Hunt for the word "บเลขท" across the entries below, copying each line that holds it.

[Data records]

***

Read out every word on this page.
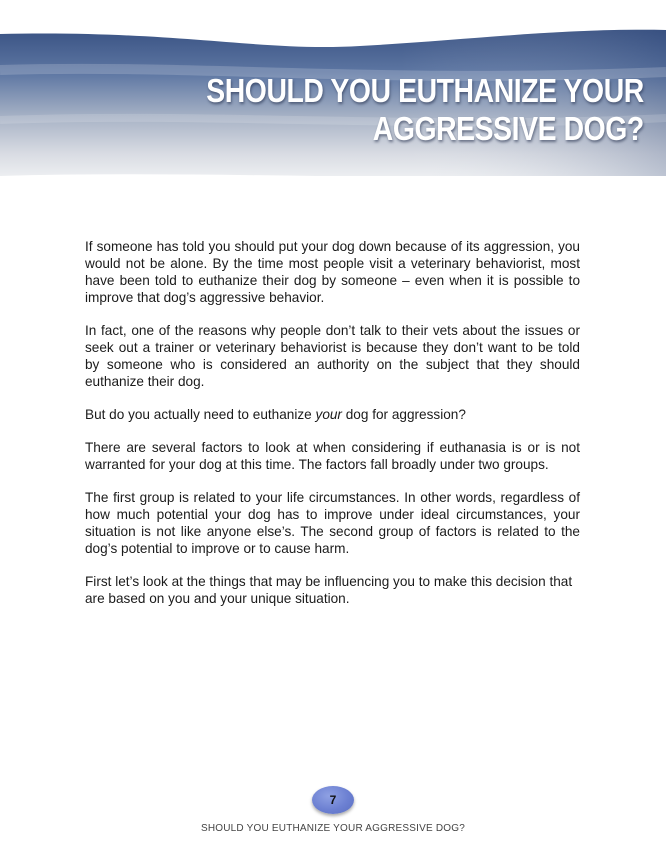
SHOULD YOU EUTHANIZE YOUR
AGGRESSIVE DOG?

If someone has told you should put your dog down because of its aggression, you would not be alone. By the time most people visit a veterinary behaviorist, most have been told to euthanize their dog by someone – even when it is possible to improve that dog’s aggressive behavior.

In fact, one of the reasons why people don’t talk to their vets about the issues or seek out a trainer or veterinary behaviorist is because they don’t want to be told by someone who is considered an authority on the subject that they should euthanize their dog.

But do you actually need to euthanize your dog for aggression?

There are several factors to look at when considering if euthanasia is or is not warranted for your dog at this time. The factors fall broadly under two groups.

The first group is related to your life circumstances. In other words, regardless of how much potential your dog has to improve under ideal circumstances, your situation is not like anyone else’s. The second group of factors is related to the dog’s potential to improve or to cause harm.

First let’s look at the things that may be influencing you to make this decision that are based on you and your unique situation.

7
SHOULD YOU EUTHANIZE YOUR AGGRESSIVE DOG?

***

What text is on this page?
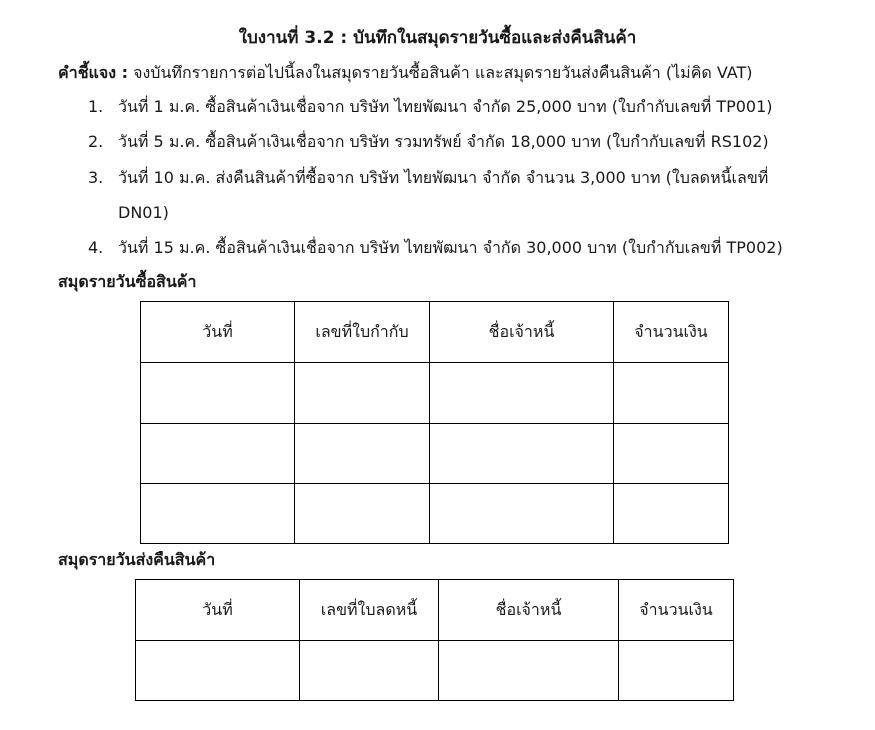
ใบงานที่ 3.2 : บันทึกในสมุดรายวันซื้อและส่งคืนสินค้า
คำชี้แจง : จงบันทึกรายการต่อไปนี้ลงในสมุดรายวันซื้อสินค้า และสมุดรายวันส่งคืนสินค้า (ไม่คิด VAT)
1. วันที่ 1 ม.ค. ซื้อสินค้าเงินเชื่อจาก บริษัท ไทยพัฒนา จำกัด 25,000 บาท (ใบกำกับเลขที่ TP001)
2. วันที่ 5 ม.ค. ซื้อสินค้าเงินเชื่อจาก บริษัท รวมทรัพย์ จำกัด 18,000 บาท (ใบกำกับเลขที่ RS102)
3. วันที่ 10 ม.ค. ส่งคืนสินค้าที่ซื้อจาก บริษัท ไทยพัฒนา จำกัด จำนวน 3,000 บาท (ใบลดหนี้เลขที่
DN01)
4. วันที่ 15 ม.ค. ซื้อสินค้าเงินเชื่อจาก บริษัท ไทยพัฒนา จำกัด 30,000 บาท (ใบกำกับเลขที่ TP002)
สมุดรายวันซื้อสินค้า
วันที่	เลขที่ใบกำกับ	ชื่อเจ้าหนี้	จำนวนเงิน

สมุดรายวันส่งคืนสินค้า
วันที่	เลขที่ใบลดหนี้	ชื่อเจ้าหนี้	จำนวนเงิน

***

> Output
1. วันที่ 1 ม.ค. ซื้อสินค้าเงินเชื่อจาก บริษัท ไทยพัฒนา จำกัด 25,000 บาท (ใบกำกับเลขที่ TP001)
2. วันที่ 5 ม.ค. ซื้อสินค้าเงินเชื่อจาก บริษัท รวมทรัพย์ จำกัด 18,000 บาท (ใบกำกับเลขที่ RS102)
4. วันที่ 15 ม.ค. ซื้อสินค้าเงินเชื่อจาก บริษัท ไทยพัฒนา จำกัด 30,000 บาท (ใบกำกับเลขที่ TP002)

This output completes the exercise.